Records excerpted from a collection
╔══

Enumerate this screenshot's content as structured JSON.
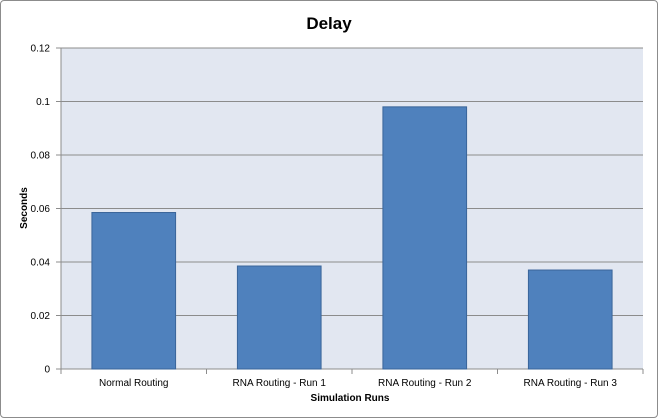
{
  "chart_data": {
    "type": "bar",
    "title": "Delay",
    "xlabel": "Simulation Runs",
    "ylabel": "Seconds",
    "categories": [
      "Normal Routing",
      "RNA Routing - Run 1",
      "RNA Routing - Run 2",
      "RNA Routing - Run 3"
    ],
    "values": [
      0.0585,
      0.0385,
      0.098,
      0.037
    ],
    "ylim": [
      0,
      0.12
    ],
    "yticks": [
      0,
      0.02,
      0.04,
      0.06,
      0.08,
      0.1,
      0.12
    ],
    "ytick_labels": [
      "0",
      "0.02",
      "0.04",
      "0.06",
      "0.08",
      "0.1",
      "0.12"
    ],
    "grid": true,
    "legend": "none",
    "colors": {
      "bar_fill": "#4f81bd",
      "bar_stroke": "#3a659a",
      "plot_background": "#e2e7f1",
      "gridline": "#8c8c8c",
      "axis_line": "#8c8c8c"
    }
  }
}
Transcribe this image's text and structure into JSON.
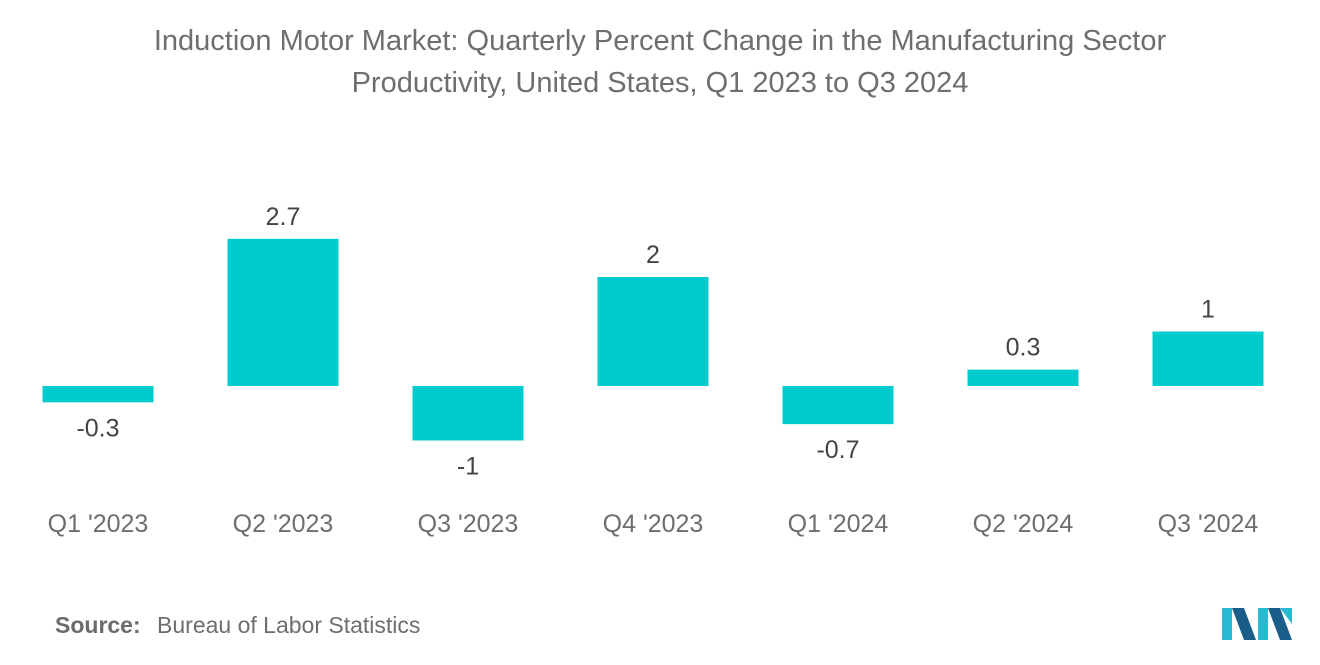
{
  "chart_data": {
    "type": "bar",
    "title_lines": [
      "Induction Motor Market: Quarterly Percent Change in the Manufacturing Sector",
      "Productivity, United States, Q1 2023 to Q3 2024"
    ],
    "categories": [
      "Q1 '2023",
      "Q2 '2023",
      "Q3 '2023",
      "Q4 '2023",
      "Q1 '2024",
      "Q2 '2024",
      "Q3 '2024"
    ],
    "values": [
      -0.3,
      2.7,
      -1,
      2,
      -0.7,
      0.3,
      1
    ],
    "value_labels": [
      "-0.3",
      "2.7",
      "-1",
      "2",
      "-0.7",
      "0.3",
      "1"
    ],
    "xlabel": "",
    "ylabel": "",
    "ylim": [
      -1,
      2.7
    ],
    "grid": false,
    "legend": "none",
    "bar_color": "#00cccd"
  },
  "source": {
    "label": "Source:",
    "text": "Bureau of Labor Statistics"
  },
  "colors": {
    "text": "#6e6e6e",
    "value_text": "#444444",
    "logo_dark": "#1a5d8a",
    "logo_light": "#29b9d3"
  },
  "logo_icon": "mordor-intelligence-logo-icon"
}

╚══

INSTRUCTIONS TO FOLLOW: Give only the count of lines in the data that include the string "Routing".

CORRECT OUTPUT: 4